In other words, you can't just use $\mathrm{d}q = \Delta H$ for the 1st question because $\mathrm{d}q_p \neq\Delta H$ when you are doing any work besides PV work.

Instead you are using the Clausius inequality, which is just another way of stating the second law: the entropy of the universe must increase for any process. In this case, the universe is the system plus the surroundings, and so:

$$\Delta S - \frac{\mathrm{d}q}{T} \geq 0$$

Solving that for dq gives you the heat absorbed by the surroundings, which is equal to temperature times the entropy change of the system.

For a process that is only (possibly) doing PV work, at constant pressure, $\Delta H = \mathrm{d}q_p$, and so we can just use that. This would be an example of using the 1st law at constant pressure, when there is no other type of work besides PV.

In your case, you used: \begin{align} \Delta G &= \Delta H - T\,\mathrm{d}S\\ \Delta H &= \Delta G + T\,\mathrm{d}S\\ \end{align}

This works because the equation for $\Delta G$ is derived directly from the Clausius inequality at constant pressure. In other words, you are using the 2nd law to derive the same result.

**TASK:** Print everything in the thermodynamics passage above from "Solving that for" down to "the same result.".

**RAW RECORDS:**
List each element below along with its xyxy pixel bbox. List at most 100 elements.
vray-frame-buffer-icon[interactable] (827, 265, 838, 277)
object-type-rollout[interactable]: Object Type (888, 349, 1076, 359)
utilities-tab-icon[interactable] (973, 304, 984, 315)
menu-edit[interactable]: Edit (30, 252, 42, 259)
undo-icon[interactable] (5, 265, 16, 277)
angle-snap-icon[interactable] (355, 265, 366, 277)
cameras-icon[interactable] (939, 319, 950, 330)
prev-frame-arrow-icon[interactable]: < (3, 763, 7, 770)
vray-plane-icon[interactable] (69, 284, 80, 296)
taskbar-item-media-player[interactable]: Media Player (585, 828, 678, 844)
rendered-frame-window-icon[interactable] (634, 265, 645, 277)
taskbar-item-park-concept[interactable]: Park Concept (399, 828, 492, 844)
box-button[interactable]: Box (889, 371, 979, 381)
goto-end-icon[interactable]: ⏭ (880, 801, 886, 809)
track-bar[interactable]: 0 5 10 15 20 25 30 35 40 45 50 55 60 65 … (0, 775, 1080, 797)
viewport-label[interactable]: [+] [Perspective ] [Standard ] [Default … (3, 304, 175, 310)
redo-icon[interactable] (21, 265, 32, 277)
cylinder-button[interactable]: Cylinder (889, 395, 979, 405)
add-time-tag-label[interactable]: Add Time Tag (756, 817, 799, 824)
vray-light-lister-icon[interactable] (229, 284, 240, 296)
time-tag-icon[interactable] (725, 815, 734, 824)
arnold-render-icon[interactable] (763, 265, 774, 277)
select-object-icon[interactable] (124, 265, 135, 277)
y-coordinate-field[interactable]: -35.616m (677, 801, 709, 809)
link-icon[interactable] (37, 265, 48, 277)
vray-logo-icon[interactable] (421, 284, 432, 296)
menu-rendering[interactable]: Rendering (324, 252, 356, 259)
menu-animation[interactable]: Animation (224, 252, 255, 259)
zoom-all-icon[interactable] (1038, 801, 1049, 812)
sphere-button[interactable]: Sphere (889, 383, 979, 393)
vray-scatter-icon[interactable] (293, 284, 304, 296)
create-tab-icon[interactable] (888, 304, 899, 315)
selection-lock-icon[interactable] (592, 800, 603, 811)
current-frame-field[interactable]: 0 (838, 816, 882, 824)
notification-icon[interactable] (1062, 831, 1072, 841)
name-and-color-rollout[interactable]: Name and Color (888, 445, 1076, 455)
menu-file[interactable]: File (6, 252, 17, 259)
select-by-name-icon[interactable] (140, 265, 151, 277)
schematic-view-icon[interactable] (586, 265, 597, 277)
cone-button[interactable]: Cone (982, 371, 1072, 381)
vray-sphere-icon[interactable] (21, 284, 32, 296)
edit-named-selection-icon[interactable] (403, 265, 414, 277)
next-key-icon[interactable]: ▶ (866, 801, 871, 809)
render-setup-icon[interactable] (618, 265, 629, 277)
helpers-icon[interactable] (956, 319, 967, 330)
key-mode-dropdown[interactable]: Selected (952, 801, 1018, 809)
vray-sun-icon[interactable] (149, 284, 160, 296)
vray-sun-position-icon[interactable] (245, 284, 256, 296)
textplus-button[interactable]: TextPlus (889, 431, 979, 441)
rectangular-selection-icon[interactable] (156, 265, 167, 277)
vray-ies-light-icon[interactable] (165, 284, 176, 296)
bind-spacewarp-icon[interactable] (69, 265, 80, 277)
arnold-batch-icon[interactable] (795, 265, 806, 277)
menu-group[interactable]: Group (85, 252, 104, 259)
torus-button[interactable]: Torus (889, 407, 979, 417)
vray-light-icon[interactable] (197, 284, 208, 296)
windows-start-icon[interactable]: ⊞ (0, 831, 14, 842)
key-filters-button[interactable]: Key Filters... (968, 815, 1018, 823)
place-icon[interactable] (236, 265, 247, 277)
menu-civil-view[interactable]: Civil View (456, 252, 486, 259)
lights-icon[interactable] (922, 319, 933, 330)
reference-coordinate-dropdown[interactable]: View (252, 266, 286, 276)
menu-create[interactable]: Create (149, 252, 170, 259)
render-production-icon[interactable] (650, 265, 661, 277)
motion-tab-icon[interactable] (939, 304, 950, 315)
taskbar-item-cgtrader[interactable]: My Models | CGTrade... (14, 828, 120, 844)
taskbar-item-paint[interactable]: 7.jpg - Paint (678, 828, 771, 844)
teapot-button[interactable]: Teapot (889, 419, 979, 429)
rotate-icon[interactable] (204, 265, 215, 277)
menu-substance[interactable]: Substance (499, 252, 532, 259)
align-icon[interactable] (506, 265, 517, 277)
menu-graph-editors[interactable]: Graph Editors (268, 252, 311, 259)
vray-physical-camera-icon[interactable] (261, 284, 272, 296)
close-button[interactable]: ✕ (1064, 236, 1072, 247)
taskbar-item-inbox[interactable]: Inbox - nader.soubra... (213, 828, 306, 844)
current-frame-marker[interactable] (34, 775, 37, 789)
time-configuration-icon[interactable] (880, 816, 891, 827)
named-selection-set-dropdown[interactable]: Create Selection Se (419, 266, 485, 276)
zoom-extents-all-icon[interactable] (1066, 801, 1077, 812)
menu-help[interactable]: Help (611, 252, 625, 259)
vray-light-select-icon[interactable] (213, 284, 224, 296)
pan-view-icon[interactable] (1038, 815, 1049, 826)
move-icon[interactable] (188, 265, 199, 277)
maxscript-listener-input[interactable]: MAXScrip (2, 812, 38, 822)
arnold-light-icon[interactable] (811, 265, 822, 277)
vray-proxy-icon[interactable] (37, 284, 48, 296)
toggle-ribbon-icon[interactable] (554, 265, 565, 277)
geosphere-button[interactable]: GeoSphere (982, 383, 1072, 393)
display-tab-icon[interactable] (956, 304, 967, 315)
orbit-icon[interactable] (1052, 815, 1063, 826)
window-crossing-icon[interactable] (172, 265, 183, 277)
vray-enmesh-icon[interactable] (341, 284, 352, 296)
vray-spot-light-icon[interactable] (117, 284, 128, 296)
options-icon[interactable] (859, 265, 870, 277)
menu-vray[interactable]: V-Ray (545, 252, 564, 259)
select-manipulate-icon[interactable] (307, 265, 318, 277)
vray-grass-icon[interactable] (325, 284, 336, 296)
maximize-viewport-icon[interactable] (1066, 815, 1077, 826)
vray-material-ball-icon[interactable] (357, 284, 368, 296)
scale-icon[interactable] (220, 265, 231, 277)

**CORRECT RESULT:**
Solving that for dq gives you the heat absorbed by the surroundings, which is equal to temperature times the entropy change of the system.

For a process that is only (possibly) doing PV work, at constant pressure, $\Delta H = \mathrm{d}q_p$, and so we can just use that. This would be an example of using the 1st law at constant pressure, when there is no other type of work besides PV.

In your case, you used: \begin{align} \Delta G &= \Delta H - T\,\mathrm{d}S\\ \Delta H &= \Delta G + T\,\mathrm{d}S\\ \end{align}

This works because the equation for $\Delta G$ is derived directly from the Clausius inequality at constant pressure. In other words, you are using the 2nd law to derive the same result.